Output all of the entries below precisely as written.

Data records:
## start
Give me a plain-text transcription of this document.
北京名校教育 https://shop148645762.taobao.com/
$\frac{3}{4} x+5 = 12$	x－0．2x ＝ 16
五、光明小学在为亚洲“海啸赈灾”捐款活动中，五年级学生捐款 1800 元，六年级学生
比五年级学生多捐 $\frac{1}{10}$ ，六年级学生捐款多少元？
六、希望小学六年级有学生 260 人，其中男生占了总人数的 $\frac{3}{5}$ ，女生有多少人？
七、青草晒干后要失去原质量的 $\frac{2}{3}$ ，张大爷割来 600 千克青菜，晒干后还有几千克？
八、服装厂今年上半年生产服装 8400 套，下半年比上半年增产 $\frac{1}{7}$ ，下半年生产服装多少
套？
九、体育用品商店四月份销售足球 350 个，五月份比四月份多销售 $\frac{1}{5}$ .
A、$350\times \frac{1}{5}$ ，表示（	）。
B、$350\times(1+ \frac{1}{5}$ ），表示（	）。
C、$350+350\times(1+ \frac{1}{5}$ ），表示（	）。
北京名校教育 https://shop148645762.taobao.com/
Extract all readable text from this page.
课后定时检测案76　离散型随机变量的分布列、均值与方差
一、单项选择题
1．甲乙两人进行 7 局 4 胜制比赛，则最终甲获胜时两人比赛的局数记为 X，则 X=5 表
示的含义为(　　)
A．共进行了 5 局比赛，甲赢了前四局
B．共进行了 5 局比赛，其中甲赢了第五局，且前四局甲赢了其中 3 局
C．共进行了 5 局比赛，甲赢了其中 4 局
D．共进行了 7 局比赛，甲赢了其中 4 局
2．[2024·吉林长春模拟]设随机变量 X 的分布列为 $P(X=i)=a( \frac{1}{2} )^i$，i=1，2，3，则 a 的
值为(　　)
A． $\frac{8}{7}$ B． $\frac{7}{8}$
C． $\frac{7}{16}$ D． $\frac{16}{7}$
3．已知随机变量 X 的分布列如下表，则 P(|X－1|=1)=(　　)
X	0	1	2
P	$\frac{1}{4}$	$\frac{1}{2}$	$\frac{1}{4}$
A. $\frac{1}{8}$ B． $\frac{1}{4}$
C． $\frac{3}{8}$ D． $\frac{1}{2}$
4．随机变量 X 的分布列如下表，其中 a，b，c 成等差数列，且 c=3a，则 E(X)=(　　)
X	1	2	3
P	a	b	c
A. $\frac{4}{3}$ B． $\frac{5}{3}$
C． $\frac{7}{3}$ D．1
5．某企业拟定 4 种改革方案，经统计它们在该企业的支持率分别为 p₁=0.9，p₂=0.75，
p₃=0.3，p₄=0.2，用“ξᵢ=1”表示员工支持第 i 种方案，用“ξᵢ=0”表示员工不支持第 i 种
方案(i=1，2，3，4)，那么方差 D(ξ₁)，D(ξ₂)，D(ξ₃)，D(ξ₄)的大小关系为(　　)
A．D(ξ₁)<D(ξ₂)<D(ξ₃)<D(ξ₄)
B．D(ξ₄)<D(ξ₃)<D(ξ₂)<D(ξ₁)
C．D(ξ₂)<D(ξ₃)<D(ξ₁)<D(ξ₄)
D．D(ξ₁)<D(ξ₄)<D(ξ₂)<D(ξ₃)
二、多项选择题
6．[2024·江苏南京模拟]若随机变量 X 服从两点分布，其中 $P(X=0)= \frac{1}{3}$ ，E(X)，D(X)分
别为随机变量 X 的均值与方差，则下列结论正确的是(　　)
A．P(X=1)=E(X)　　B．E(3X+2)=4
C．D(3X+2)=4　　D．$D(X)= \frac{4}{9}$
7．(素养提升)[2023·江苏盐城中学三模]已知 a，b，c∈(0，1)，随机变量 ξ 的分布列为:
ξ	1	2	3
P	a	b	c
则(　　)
## end
OUTPUT FOR THIS EXERCISE
Give me a plain-text transcription of this document.
北京名校教育 https://shop148645762.taobao.com/
$\frac{3}{4} x+5 = 12$	x－0．2x ＝ 16
五、光明小学在为亚洲“海啸赈灾”捐款活动中，五年级学生捐款 1800 元，六年级学生
比五年级学生多捐 $\frac{1}{10}$ ，六年级学生捐款多少元？
六、希望小学六年级有学生 260 人，其中男生占了总人数的 $\frac{3}{5}$ ，女生有多少人？
七、青草晒干后要失去原质量的 $\frac{2}{3}$ ，张大爷割来 600 千克青菜，晒干后还有几千克？
八、服装厂今年上半年生产服装 8400 套，下半年比上半年增产 $\frac{1}{7}$ ，下半年生产服装多少
套？
九、体育用品商店四月份销售足球 350 个，五月份比四月份多销售 $\frac{1}{5}$ .
A、$350\times \frac{1}{5}$ ，表示（	）。
B、$350\times(1+ \frac{1}{5}$ ），表示（	）。
C、$350+350\times(1+ \frac{1}{5}$ ），表示（	）。
北京名校教育 https://shop148645762.taobao.com/
Extract all readable text from this page.
课后定时检测案76　离散型随机变量的分布列、均值与方差
一、单项选择题
1．甲乙两人进行 7 局 4 胜制比赛，则最终甲获胜时两人比赛的局数记为 X，则 X=5 表
示的含义为(　　)
A．共进行了 5 局比赛，甲赢了前四局
B．共进行了 5 局比赛，其中甲赢了第五局，且前四局甲赢了其中 3 局
C．共进行了 5 局比赛，甲赢了其中 4 局
D．共进行了 7 局比赛，甲赢了其中 4 局
2．[2024·吉林长春模拟]设随机变量 X 的分布列为 $P(X=i)=a( \frac{1}{2} )^i$，i=1，2，3，则 a 的
值为(　　)
A． $\frac{8}{7}$ B． $\frac{7}{8}$
C． $\frac{7}{16}$ D． $\frac{16}{7}$
3．已知随机变量 X 的分布列如下表，则 P(|X－1|=1)=(　　)
X	0	1	2
P	$\frac{1}{4}$	$\frac{1}{2}$	$\frac{1}{4}$
A. $\frac{1}{8}$ B． $\frac{1}{4}$
C． $\frac{3}{8}$ D． $\frac{1}{2}$
4．随机变量 X 的分布列如下表，其中 a，b，c 成等差数列，且 c=3a，则 E(X)=(　　)
X	1	2	3
P	a	b	c
A. $\frac{4}{3}$ B． $\frac{5}{3}$
C． $\frac{7}{3}$ D．1
5．某企业拟定 4 种改革方案，经统计它们在该企业的支持率分别为 p₁=0.9，p₂=0.75，
p₃=0.3，p₄=0.2，用“ξᵢ=1”表示员工支持第 i 种方案，用“ξᵢ=0”表示员工不支持第 i 种
方案(i=1，2，3，4)，那么方差 D(ξ₁)，D(ξ₂)，D(ξ₃)，D(ξ₄)的大小关系为(　　)
A．D(ξ₁)<D(ξ₂)<D(ξ₃)<D(ξ₄)
B．D(ξ₄)<D(ξ₃)<D(ξ₂)<D(ξ₁)
C．D(ξ₂)<D(ξ₃)<D(ξ₁)<D(ξ₄)
D．D(ξ₁)<D(ξ₄)<D(ξ₂)<D(ξ₃)
二、多项选择题
6．[2024·江苏南京模拟]若随机变量 X 服从两点分布，其中 $P(X=0)= \frac{1}{3}$ ，E(X)，D(X)分
别为随机变量 X 的均值与方差，则下列结论正确的是(　　)
A．P(X=1)=E(X)　　B．E(3X+2)=4
C．D(3X+2)=4　　D．$D(X)= \frac{4}{9}$
7．(素养提升)[2023·江苏盐城中学三模]已知 a，b，c∈(0，1)，随机变量 ξ 的分布列为:
ξ	1	2	3
P	a	b	c
则(　　)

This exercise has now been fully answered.